Aim:
Below, find each line holding "διαφοροποίηση" and state how many there are, using the number alone.
----- Stored records -----
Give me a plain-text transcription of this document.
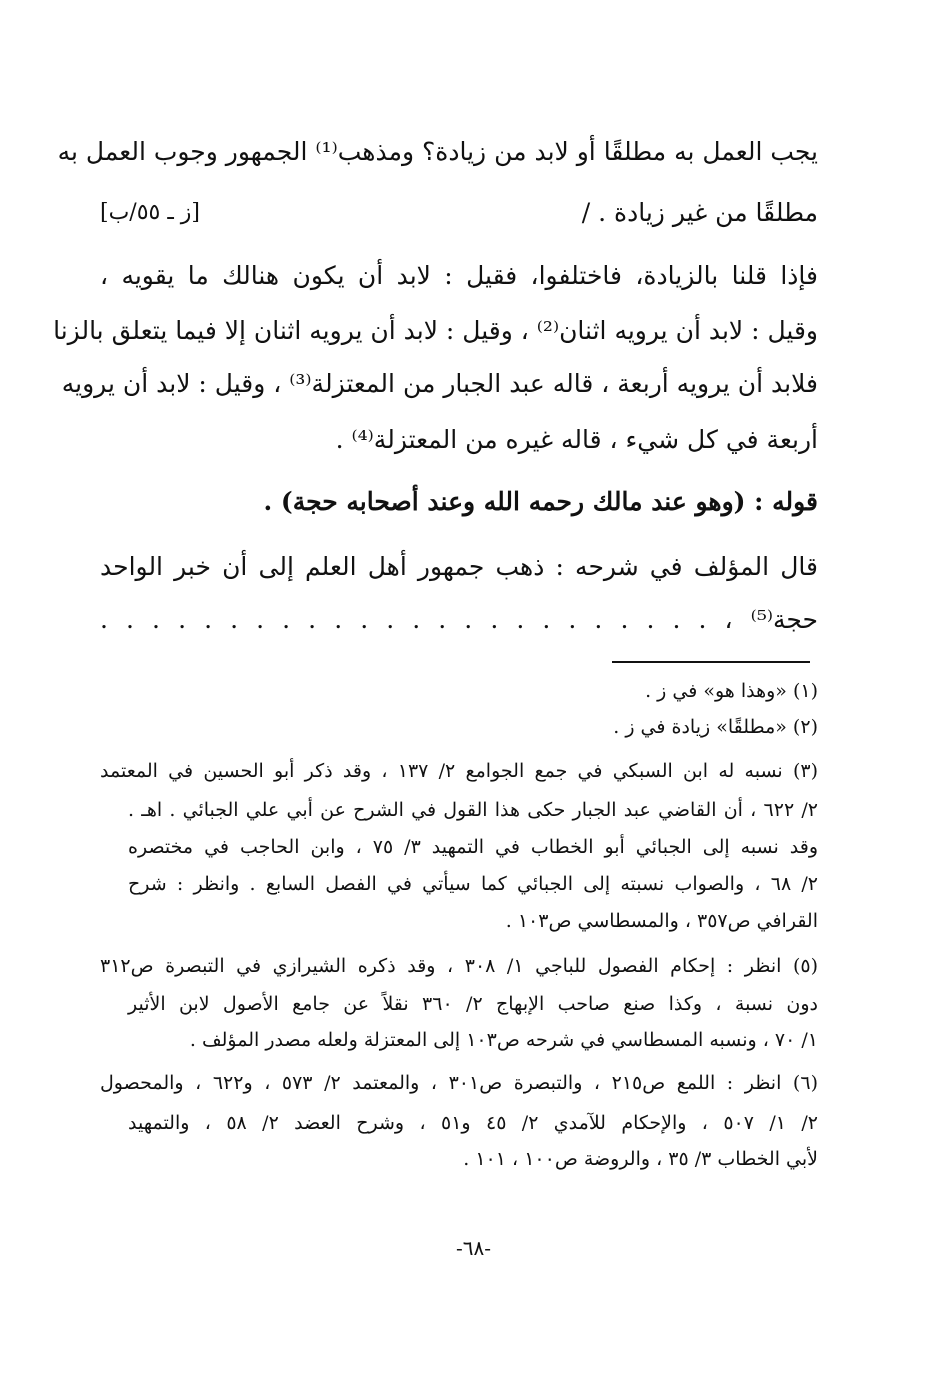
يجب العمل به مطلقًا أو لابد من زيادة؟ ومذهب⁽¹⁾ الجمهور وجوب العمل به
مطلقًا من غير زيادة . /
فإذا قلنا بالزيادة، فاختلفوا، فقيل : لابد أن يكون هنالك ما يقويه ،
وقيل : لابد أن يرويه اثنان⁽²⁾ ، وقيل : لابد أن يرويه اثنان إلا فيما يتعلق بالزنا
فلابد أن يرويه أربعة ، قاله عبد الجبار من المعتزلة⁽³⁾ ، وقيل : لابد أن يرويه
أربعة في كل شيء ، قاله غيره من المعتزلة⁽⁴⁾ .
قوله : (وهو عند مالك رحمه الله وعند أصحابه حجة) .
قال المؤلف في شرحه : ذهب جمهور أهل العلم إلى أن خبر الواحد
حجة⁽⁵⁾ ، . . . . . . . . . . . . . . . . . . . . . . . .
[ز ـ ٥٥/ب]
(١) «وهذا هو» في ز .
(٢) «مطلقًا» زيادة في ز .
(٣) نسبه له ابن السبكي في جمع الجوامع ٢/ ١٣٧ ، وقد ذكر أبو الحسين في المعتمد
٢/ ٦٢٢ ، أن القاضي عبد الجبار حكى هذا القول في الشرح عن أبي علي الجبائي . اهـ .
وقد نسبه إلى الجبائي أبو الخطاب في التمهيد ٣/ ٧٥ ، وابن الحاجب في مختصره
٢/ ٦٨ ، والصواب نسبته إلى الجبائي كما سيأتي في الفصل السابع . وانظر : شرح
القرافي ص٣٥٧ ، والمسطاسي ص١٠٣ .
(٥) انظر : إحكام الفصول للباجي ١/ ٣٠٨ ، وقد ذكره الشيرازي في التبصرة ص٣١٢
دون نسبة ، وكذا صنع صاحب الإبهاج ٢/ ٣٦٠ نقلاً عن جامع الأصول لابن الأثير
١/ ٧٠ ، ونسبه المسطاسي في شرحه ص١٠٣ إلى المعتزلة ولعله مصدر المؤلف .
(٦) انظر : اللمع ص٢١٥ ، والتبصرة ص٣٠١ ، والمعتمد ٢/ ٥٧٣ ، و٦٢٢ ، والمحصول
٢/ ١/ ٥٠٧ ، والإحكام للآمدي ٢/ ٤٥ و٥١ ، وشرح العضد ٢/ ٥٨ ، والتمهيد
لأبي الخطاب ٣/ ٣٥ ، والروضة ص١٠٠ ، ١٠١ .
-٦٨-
-----
----- Stored records -----
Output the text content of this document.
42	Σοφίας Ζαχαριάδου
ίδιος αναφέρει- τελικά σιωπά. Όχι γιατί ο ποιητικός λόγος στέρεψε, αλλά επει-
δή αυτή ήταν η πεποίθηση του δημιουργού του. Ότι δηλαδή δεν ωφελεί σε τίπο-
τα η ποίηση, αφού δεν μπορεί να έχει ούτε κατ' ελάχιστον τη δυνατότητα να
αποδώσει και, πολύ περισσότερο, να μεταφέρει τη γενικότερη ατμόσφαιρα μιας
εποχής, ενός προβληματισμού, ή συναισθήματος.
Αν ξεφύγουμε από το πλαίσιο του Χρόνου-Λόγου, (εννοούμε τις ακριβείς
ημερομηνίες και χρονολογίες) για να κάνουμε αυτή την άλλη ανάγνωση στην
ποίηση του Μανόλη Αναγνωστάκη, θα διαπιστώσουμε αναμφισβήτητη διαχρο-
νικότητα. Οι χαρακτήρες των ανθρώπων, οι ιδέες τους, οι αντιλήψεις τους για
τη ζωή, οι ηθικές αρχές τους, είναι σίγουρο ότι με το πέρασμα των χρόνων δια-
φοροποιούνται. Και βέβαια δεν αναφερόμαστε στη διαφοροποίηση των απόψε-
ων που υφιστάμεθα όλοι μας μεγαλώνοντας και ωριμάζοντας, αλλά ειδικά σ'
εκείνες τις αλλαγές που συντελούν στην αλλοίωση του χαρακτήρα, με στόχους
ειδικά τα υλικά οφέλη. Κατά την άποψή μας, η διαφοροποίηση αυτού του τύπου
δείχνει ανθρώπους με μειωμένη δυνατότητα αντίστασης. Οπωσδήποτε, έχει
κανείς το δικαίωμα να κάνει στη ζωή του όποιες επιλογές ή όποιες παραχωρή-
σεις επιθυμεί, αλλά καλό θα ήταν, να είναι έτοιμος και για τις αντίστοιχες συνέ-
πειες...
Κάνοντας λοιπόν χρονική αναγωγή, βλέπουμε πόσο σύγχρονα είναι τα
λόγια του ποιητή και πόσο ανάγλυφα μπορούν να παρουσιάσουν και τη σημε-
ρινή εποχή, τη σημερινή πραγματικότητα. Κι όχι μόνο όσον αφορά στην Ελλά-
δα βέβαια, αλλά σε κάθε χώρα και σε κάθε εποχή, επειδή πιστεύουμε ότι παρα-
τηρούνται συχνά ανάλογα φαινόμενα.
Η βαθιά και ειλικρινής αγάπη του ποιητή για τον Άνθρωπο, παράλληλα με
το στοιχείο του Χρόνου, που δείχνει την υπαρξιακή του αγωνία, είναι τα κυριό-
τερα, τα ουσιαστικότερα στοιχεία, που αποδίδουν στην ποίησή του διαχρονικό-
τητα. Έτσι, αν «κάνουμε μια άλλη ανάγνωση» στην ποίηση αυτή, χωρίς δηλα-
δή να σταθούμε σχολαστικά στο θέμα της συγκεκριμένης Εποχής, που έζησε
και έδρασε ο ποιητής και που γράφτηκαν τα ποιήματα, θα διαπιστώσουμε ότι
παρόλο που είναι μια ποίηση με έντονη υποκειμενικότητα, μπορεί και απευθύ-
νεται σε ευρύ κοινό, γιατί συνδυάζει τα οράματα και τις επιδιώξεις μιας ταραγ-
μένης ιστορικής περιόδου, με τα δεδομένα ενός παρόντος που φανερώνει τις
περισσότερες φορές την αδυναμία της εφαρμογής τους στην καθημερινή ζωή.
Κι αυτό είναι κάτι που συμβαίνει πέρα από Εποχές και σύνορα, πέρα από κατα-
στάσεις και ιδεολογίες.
-----
Task solution:
2